Materials provided:
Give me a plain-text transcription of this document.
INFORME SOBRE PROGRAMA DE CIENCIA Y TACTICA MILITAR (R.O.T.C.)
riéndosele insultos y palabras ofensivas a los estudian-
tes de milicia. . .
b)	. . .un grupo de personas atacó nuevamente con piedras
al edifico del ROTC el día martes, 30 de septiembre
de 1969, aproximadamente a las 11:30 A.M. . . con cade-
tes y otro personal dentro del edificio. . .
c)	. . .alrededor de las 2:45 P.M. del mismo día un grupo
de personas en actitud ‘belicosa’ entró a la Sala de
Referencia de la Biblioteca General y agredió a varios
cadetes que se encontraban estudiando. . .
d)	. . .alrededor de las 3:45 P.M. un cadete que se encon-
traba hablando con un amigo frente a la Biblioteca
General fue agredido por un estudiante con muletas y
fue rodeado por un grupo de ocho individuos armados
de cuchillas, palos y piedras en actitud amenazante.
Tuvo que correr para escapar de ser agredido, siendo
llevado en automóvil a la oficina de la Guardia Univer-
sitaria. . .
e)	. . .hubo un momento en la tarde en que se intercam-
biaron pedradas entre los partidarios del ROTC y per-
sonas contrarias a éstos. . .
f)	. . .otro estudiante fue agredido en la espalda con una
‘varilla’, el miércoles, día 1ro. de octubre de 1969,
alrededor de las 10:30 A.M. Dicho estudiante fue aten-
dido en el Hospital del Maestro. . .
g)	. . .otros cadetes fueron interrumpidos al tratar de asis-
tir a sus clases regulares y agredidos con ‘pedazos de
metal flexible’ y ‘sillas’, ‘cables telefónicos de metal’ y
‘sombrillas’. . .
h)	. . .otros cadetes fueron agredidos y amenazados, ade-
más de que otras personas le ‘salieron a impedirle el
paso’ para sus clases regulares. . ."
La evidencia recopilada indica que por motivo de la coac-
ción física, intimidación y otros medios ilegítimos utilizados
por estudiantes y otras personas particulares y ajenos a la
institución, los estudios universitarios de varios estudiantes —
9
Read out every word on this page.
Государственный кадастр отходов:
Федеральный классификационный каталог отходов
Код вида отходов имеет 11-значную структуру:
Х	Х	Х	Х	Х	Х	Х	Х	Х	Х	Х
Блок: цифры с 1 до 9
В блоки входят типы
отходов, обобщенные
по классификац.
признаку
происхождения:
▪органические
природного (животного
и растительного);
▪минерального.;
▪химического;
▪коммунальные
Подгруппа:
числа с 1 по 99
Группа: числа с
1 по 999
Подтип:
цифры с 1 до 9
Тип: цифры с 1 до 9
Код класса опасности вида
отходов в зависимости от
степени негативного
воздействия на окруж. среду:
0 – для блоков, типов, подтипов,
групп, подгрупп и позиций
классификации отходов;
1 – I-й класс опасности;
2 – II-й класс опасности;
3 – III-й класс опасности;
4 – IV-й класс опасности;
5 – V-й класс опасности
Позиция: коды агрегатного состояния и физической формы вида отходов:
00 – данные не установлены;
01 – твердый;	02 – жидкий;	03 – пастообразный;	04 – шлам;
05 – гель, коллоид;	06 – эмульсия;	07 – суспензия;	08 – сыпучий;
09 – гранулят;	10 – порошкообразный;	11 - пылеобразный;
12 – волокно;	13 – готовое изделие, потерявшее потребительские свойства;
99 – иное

Goal of the exercise: Please repeat the material above, word for word and in full.

Complete response:
Give me a plain-text transcription of this document.
INFORME SOBRE PROGRAMA DE CIENCIA Y TACTICA MILITAR (R.O.T.C.)
riéndosele insultos y palabras ofensivas a los estudian-
tes de milicia. . .
b)	. . .un grupo de personas atacó nuevamente con piedras
al edifico del ROTC el día martes, 30 de septiembre
de 1969, aproximadamente a las 11:30 A.M. . . con cade-
tes y otro personal dentro del edificio. . .
c)	. . .alrededor de las 2:45 P.M. del mismo día un grupo
de personas en actitud ‘belicosa’ entró a la Sala de
Referencia de la Biblioteca General y agredió a varios
cadetes que se encontraban estudiando. . .
d)	. . .alrededor de las 3:45 P.M. un cadete que se encon-
traba hablando con un amigo frente a la Biblioteca
General fue agredido por un estudiante con muletas y
fue rodeado por un grupo de ocho individuos armados
de cuchillas, palos y piedras en actitud amenazante.
Tuvo que correr para escapar de ser agredido, siendo
llevado en automóvil a la oficina de la Guardia Univer-
sitaria. . .
e)	. . .hubo un momento en la tarde en que se intercam-
biaron pedradas entre los partidarios del ROTC y per-
sonas contrarias a éstos. . .
f)	. . .otro estudiante fue agredido en la espalda con una
‘varilla’, el miércoles, día 1ro. de octubre de 1969,
alrededor de las 10:30 A.M. Dicho estudiante fue aten-
dido en el Hospital del Maestro. . .
g)	. . .otros cadetes fueron interrumpidos al tratar de asis-
tir a sus clases regulares y agredidos con ‘pedazos de
metal flexible’ y ‘sillas’, ‘cables telefónicos de metal’ y
‘sombrillas’. . .
h)	. . .otros cadetes fueron agredidos y amenazados, ade-
más de que otras personas le ‘salieron a impedirle el
paso’ para sus clases regulares. . ."
La evidencia recopilada indica que por motivo de la coac-
ción física, intimidación y otros medios ilegítimos utilizados
por estudiantes y otras personas particulares y ajenos a la
institución, los estudios universitarios de varios estudiantes —
9
Read out every word on this page.
Государственный кадастр отходов:
Федеральный классификационный каталог отходов
Код вида отходов имеет 11-значную структуру:
Х	Х	Х	Х	Х	Х	Х	Х	Х	Х	Х
Блок: цифры с 1 до 9
В блоки входят типы
отходов, обобщенные
по классификац.
признаку
происхождения:
▪органические
природного (животного
и растительного);
▪минерального.;
▪химического;
▪коммунальные
Подгруппа:
числа с 1 по 99
Группа: числа с
1 по 999
Подтип:
цифры с 1 до 9
Тип: цифры с 1 до 9
Код класса опасности вида
отходов в зависимости от
степени негативного
воздействия на окруж. среду:
0 – для блоков, типов, подтипов,
групп, подгрупп и позиций
классификации отходов;
1 – I-й класс опасности;
2 – II-й класс опасности;
3 – III-й класс опасности;
4 – IV-й класс опасности;
5 – V-й класс опасности
Позиция: коды агрегатного состояния и физической формы вида отходов:
00 – данные не установлены;
01 – твердый;	02 – жидкий;	03 – пастообразный;	04 – шлам;
05 – гель, коллоид;	06 – эмульсия;	07 – суспензия;	08 – сыпучий;
09 – гранулят;	10 – порошкообразный;	11 - пылеобразный;
12 – волокно;	13 – готовое изделие, потерявшее потребительские свойства;
99 – иное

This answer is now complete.